Your objective
Output the entries below exactly as written, omitting pictures.

Figure record listings:
################
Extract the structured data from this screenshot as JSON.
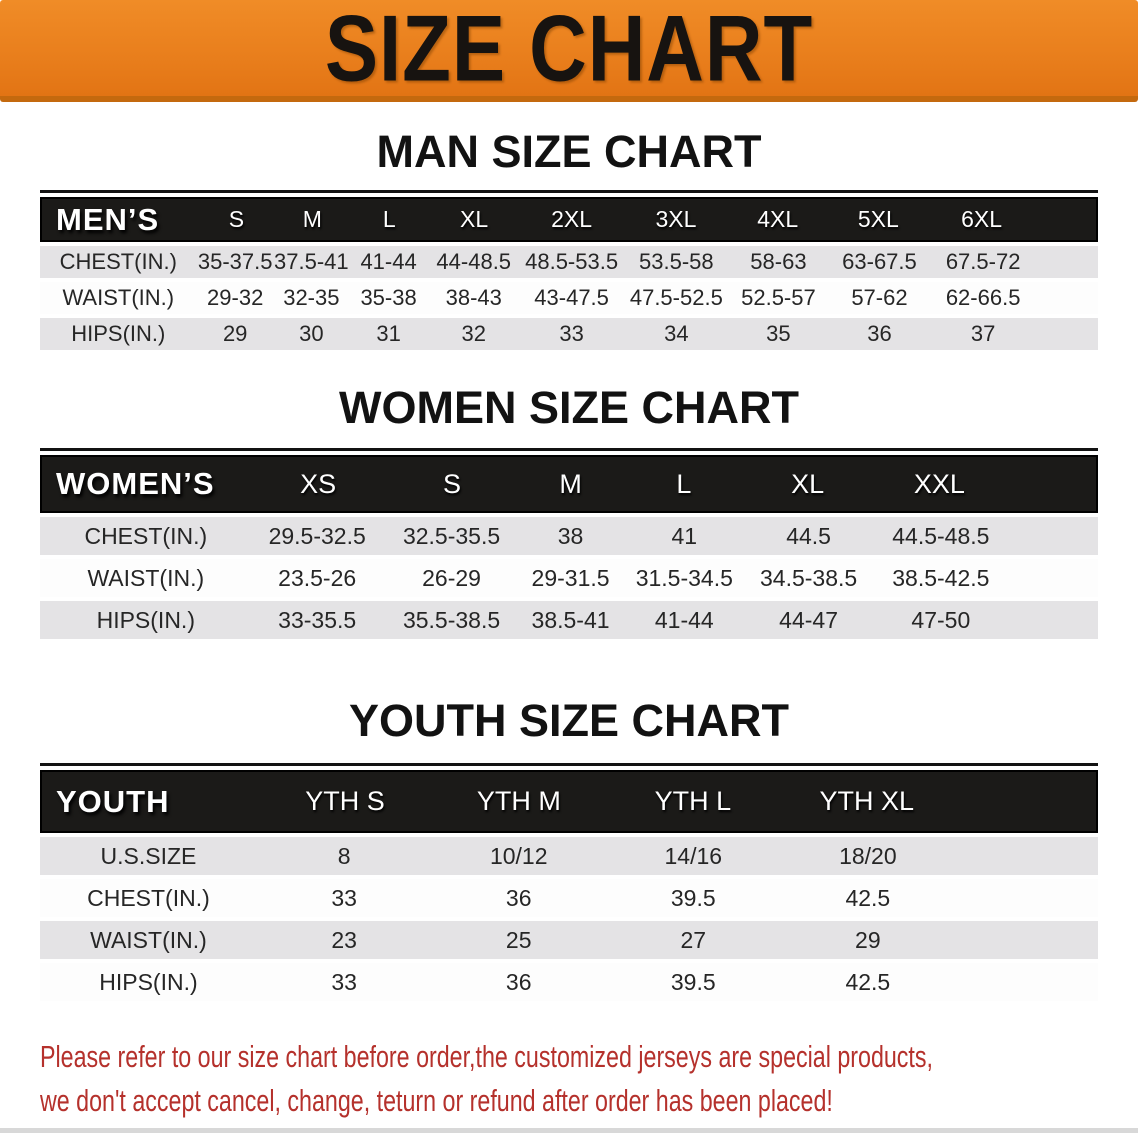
{
  "banner": {
    "title": "SIZE CHART",
    "bg_color": "#e87d1b",
    "edge_color": "#c4690e",
    "text_color": "#171310"
  },
  "sections": [
    {
      "heading": "MAN SIZE CHART",
      "table": {
        "header_label": "MEN’S",
        "columns": [
          "S",
          "M",
          "L",
          "XL",
          "2XL",
          "3XL",
          "4XL",
          "5XL",
          "6XL"
        ],
        "rows": [
          {
            "label": "CHEST(IN.)",
            "values": [
              "35-37.5",
              "37.5-41",
              "41-44",
              "44-48.5",
              "48.5-53.5",
              "53.5-58",
              "58-63",
              "63-67.5",
              "67.5-72"
            ]
          },
          {
            "label": "WAIST(IN.)",
            "values": [
              "29-32",
              "32-35",
              "35-38",
              "38-43",
              "43-47.5",
              "47.5-52.5",
              "52.5-57",
              "57-62",
              "62-66.5"
            ]
          },
          {
            "label": "HIPS(IN.)",
            "values": [
              "29",
              "30",
              "31",
              "32",
              "33",
              "34",
              "35",
              "36",
              "37"
            ]
          }
        ]
      }
    },
    {
      "heading": "WOMEN SIZE CHART",
      "table": {
        "header_label": "WOMEN’S",
        "columns": [
          "XS",
          "S",
          "M",
          "L",
          "XL",
          "XXL"
        ],
        "rows": [
          {
            "label": "CHEST(IN.)",
            "values": [
              "29.5-32.5",
              "32.5-35.5",
              "38",
              "41",
              "44.5",
              "44.5-48.5"
            ]
          },
          {
            "label": "WAIST(IN.)",
            "values": [
              "23.5-26",
              "26-29",
              "29-31.5",
              "31.5-34.5",
              "34.5-38.5",
              "38.5-42.5"
            ]
          },
          {
            "label": "HIPS(IN.)",
            "values": [
              "33-35.5",
              "35.5-38.5",
              "38.5-41",
              "41-44",
              "44-47",
              "47-50"
            ]
          }
        ]
      }
    },
    {
      "heading": "YOUTH SIZE CHART",
      "table": {
        "header_label": "YOUTH",
        "columns": [
          "YTH S",
          "YTH M",
          "YTH L",
          "YTH XL"
        ],
        "rows": [
          {
            "label": "U.S.SIZE",
            "values": [
              "8",
              "10/12",
              "14/16",
              "18/20"
            ]
          },
          {
            "label": "CHEST(IN.)",
            "values": [
              "33",
              "36",
              "39.5",
              "42.5"
            ]
          },
          {
            "label": "WAIST(IN.)",
            "values": [
              "23",
              "25",
              "27",
              "29"
            ]
          },
          {
            "label": "HIPS(IN.)",
            "values": [
              "33",
              "36",
              "39.5",
              "42.5"
            ]
          }
        ]
      }
    }
  ],
  "footer": {
    "line1": "Please refer to our size chart before order,the customized jerseys are special products,",
    "line2": "we don't accept cancel, change, teturn or refund after order has been placed!",
    "text_color": "#b5312c"
  },
  "table_colors": {
    "header_bg": "#1b1a18",
    "header_text": "#ffffff",
    "row_gray": "#e4e3e5",
    "row_white": "#fdfdfd"
  }
}
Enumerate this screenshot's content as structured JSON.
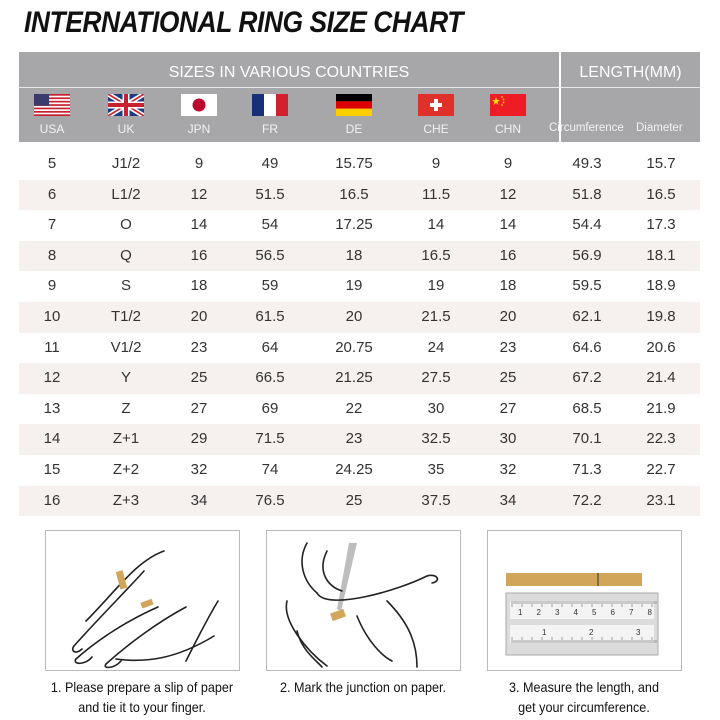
{
  "title": "INTERNATIONAL RING SIZE CHART",
  "header": {
    "sizes_label": "SIZES IN VARIOUS COUNTRIES",
    "length_label": "LENGTH(MM)",
    "countries": [
      {
        "code": "USA",
        "flag": "usa-flag"
      },
      {
        "code": "UK",
        "flag": "uk-flag"
      },
      {
        "code": "JPN",
        "flag": "japan-flag"
      },
      {
        "code": "FR",
        "flag": "france-flag"
      },
      {
        "code": "DE",
        "flag": "germany-flag"
      },
      {
        "code": "CHE",
        "flag": "switzerland-flag"
      },
      {
        "code": "CHN",
        "flag": "china-flag"
      }
    ],
    "length_columns": [
      "Circumference",
      "Diameter"
    ]
  },
  "rows": [
    [
      "5",
      "J1/2",
      "9",
      "49",
      "15.75",
      "9",
      "9",
      "49.3",
      "15.7"
    ],
    [
      "6",
      "L1/2",
      "12",
      "51.5",
      "16.5",
      "11.5",
      "12",
      "51.8",
      "16.5"
    ],
    [
      "7",
      "O",
      "14",
      "54",
      "17.25",
      "14",
      "14",
      "54.4",
      "17.3"
    ],
    [
      "8",
      "Q",
      "16",
      "56.5",
      "18",
      "16.5",
      "16",
      "56.9",
      "18.1"
    ],
    [
      "9",
      "S",
      "18",
      "59",
      "19",
      "19",
      "18",
      "59.5",
      "18.9"
    ],
    [
      "10",
      "T1/2",
      "20",
      "61.5",
      "20",
      "21.5",
      "20",
      "62.1",
      "19.8"
    ],
    [
      "11",
      "V1/2",
      "23",
      "64",
      "20.75",
      "24",
      "23",
      "64.6",
      "20.6"
    ],
    [
      "12",
      "Y",
      "25",
      "66.5",
      "21.25",
      "27.5",
      "25",
      "67.2",
      "21.4"
    ],
    [
      "13",
      "Z",
      "27",
      "69",
      "22",
      "30",
      "27",
      "68.5",
      "21.9"
    ],
    [
      "14",
      "Z+1",
      "29",
      "71.5",
      "23",
      "32.5",
      "30",
      "70.1",
      "22.3"
    ],
    [
      "15",
      "Z+2",
      "32",
      "74",
      "24.25",
      "35",
      "32",
      "71.3",
      "22.7"
    ],
    [
      "16",
      "Z+3",
      "34",
      "76.5",
      "25",
      "37.5",
      "34",
      "72.2",
      "23.1"
    ]
  ],
  "steps": [
    {
      "line1": "1. Please prepare a slip of paper",
      "line2": "and tie it to your finger."
    },
    {
      "line1": "2. Mark the junction on paper.",
      "line2": ""
    },
    {
      "line1": "3. Measure the length, and",
      "line2": "get your circumference."
    }
  ],
  "ruler": {
    "top_marks": [
      "1",
      "2",
      "3",
      "4",
      "5",
      "6",
      "7",
      "8"
    ],
    "bottom_marks": [
      "1",
      "2",
      "3"
    ]
  },
  "colors": {
    "header_bg": "#a7a7a9",
    "stripe": "#f6f1ef",
    "paper_strip": "#d2a65a"
  }
}
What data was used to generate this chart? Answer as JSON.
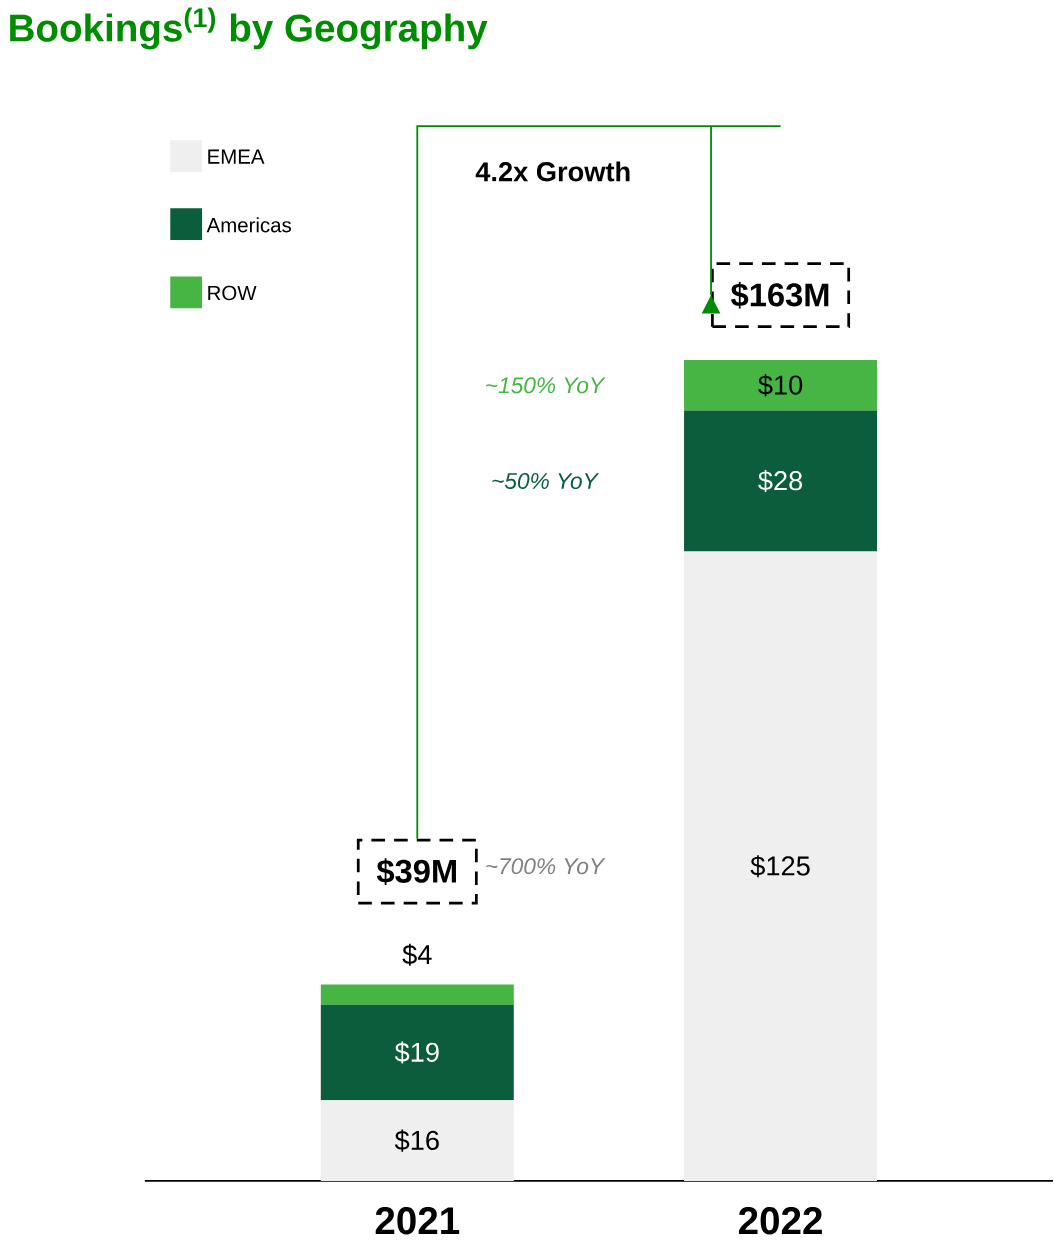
{
  "chart_data": {
    "type": "bar",
    "title": "Bookings$^{(1)}$ by Geography",
    "stacked": true,
    "legend": "top left",
    "categories": [
      "2021",
      "2022"
    ],
    "series": [
      {
        "name": "EMEA",
        "color": "#efefef",
        "values": [
          16,
          125
        ],
        "value_labels": [
          "$16",
          "$125"
        ]
      },
      {
        "name": "Americas",
        "color": "#0b5d3b",
        "values": [
          19,
          28
        ],
        "value_labels": [
          "$19",
          "$28"
        ]
      },
      {
        "name": "ROW",
        "color": "#46b544",
        "values": [
          4,
          10
        ],
        "value_labels": [
          "$4",
          "$10"
        ]
      }
    ],
    "totals": [
      "$39M",
      "$163M"
    ],
    "annotations": [
      "4.2x Growth",
      "~150% YoY",
      "~50% YoY",
      "~700% YoY"
    ]
  }
}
################
Result of this task
Extract the structured data from this screenshot as JSON.
{
  "banner": {
    "title": "SIZE CHART",
    "bg_color": "#e87d1b",
    "edge_color": "#c4690e",
    "text_color": "#171310"
  },
  "sections": [
    {
      "heading": "MAN SIZE CHART",
      "table": {
        "header_label": "MEN’S",
        "columns": [
          "S",
          "M",
          "L",
          "XL",
          "2XL",
          "3XL",
          "4XL",
          "5XL",
          "6XL"
        ],
        "rows": [
          {
            "label": "CHEST(IN.)",
            "values": [
              "35-37.5",
              "37.5-41",
              "41-44",
              "44-48.5",
              "48.5-53.5",
              "53.5-58",
              "58-63",
              "63-67.5",
              "67.5-72"
            ]
          },
          {
            "label": "WAIST(IN.)",
            "values": [
              "29-32",
              "32-35",
              "35-38",
              "38-43",
              "43-47.5",
              "47.5-52.5",
              "52.5-57",
              "57-62",
              "62-66.5"
            ]
          },
          {
            "label": "HIPS(IN.)",
            "values": [
              "29",
              "30",
              "31",
              "32",
              "33",
              "34",
              "35",
              "36",
              "37"
            ]
          }
        ]
      }
    },
    {
      "heading": "WOMEN SIZE CHART",
      "table": {
        "header_label": "WOMEN’S",
        "columns": [
          "XS",
          "S",
          "M",
          "L",
          "XL",
          "XXL"
        ],
        "rows": [
          {
            "label": "CHEST(IN.)",
            "values": [
              "29.5-32.5",
              "32.5-35.5",
              "38",
              "41",
              "44.5",
              "44.5-48.5"
            ]
          },
          {
            "label": "WAIST(IN.)",
            "values": [
              "23.5-26",
              "26-29",
              "29-31.5",
              "31.5-34.5",
              "34.5-38.5",
              "38.5-42.5"
            ]
          },
          {
            "label": "HIPS(IN.)",
            "values": [
              "33-35.5",
              "35.5-38.5",
              "38.5-41",
              "41-44",
              "44-47",
              "47-50"
            ]
          }
        ]
      }
    },
    {
      "heading": "YOUTH SIZE CHART",
      "table": {
        "header_label": "YOUTH",
        "columns": [
          "YTH S",
          "YTH M",
          "YTH L",
          "YTH XL"
        ],
        "rows": [
          {
            "label": "U.S.SIZE",
            "values": [
              "8",
              "10/12",
              "14/16",
              "18/20"
            ]
          },
          {
            "label": "CHEST(IN.)",
            "values": [
              "33",
              "36",
              "39.5",
              "42.5"
            ]
          },
          {
            "label": "WAIST(IN.)",
            "values": [
              "23",
              "25",
              "27",
              "29"
            ]
          },
          {
            "label": "HIPS(IN.)",
            "values": [
              "33",
              "36",
              "39.5",
              "42.5"
            ]
          }
        ]
      }
    }
  ],
  "footer": {
    "line1": "Please refer to our size chart before order,the customized jerseys are special products,",
    "line2": "we don't accept cancel, change, teturn or refund after order has been placed!",
    "text_color": "#b5312c"
  },
  "table_colors": {
    "header_bg": "#1b1a18",
    "header_text": "#ffffff",
    "row_gray": "#e4e3e5",
    "row_white": "#fdfdfd"
  }
}
Enumerate this screenshot's content as structured JSON.
{
  "title": "INTERNATIONAL RING SIZE CHART",
  "header": {
    "sizes_label": "SIZES IN VARIOUS COUNTRIES",
    "length_label": "LENGTH(MM)",
    "countries": [
      {
        "code": "USA",
        "flag": "usa-flag"
      },
      {
        "code": "UK",
        "flag": "uk-flag"
      },
      {
        "code": "JPN",
        "flag": "japan-flag"
      },
      {
        "code": "FR",
        "flag": "france-flag"
      },
      {
        "code": "DE",
        "flag": "germany-flag"
      },
      {
        "code": "CHE",
        "flag": "switzerland-flag"
      },
      {
        "code": "CHN",
        "flag": "china-flag"
      }
    ],
    "length_columns": [
      "Circumference",
      "Diameter"
    ]
  },
  "rows": [
    [
      "5",
      "J1/2",
      "9",
      "49",
      "15.75",
      "9",
      "9",
      "49.3",
      "15.7"
    ],
    [
      "6",
      "L1/2",
      "12",
      "51.5",
      "16.5",
      "11.5",
      "12",
      "51.8",
      "16.5"
    ],
    [
      "7",
      "O",
      "14",
      "54",
      "17.25",
      "14",
      "14",
      "54.4",
      "17.3"
    ],
    [
      "8",
      "Q",
      "16",
      "56.5",
      "18",
      "16.5",
      "16",
      "56.9",
      "18.1"
    ],
    [
      "9",
      "S",
      "18",
      "59",
      "19",
      "19",
      "18",
      "59.5",
      "18.9"
    ],
    [
      "10",
      "T1/2",
      "20",
      "61.5",
      "20",
      "21.5",
      "20",
      "62.1",
      "19.8"
    ],
    [
      "11",
      "V1/2",
      "23",
      "64",
      "20.75",
      "24",
      "23",
      "64.6",
      "20.6"
    ],
    [
      "12",
      "Y",
      "25",
      "66.5",
      "21.25",
      "27.5",
      "25",
      "67.2",
      "21.4"
    ],
    [
      "13",
      "Z",
      "27",
      "69",
      "22",
      "30",
      "27",
      "68.5",
      "21.9"
    ],
    [
      "14",
      "Z+1",
      "29",
      "71.5",
      "23",
      "32.5",
      "30",
      "70.1",
      "22.3"
    ],
    [
      "15",
      "Z+2",
      "32",
      "74",
      "24.25",
      "35",
      "32",
      "71.3",
      "22.7"
    ],
    [
      "16",
      "Z+3",
      "34",
      "76.5",
      "25",
      "37.5",
      "34",
      "72.2",
      "23.1"
    ]
  ],
  "steps": [
    {
      "line1": "1. Please prepare a slip of paper",
      "line2": "and tie it to your finger."
    },
    {
      "line1": "2. Mark the junction on paper.",
      "line2": ""
    },
    {
      "line1": "3. Measure the length, and",
      "line2": "get your circumference."
    }
  ],
  "ruler": {
    "top_marks": [
      "1",
      "2",
      "3",
      "4",
      "5",
      "6",
      "7",
      "8"
    ],
    "bottom_marks": [
      "1",
      "2",
      "3"
    ]
  },
  "colors": {
    "header_bg": "#a7a7a9",
    "stripe": "#f6f1ef",
    "paper_strip": "#d2a65a"
  }
}
What data was used to generate this chart? Answer as JSON.
{
  "chart_data": {
    "type": "bar",
    "title": "Bookings$^{(1)}$ by Geography",
    "stacked": true,
    "legend": "top left",
    "categories": [
      "2021",
      "2022"
    ],
    "series": [
      {
        "name": "EMEA",
        "color": "#efefef",
        "values": [
          16,
          125
        ],
        "value_labels": [
          "$16",
          "$125"
        ]
      },
      {
        "name": "Americas",
        "color": "#0b5d3b",
        "values": [
          19,
          28
        ],
        "value_labels": [
          "$19",
          "$28"
        ]
      },
      {
        "name": "ROW",
        "color": "#46b544",
        "values": [
          4,
          10
        ],
        "value_labels": [
          "$4",
          "$10"
        ]
      }
    ],
    "totals": [
      "$39M",
      "$163M"
    ],
    "annotations": [
      "4.2x Growth",
      "~150% YoY",
      "~50% YoY",
      "~700% YoY"
    ]
  }
}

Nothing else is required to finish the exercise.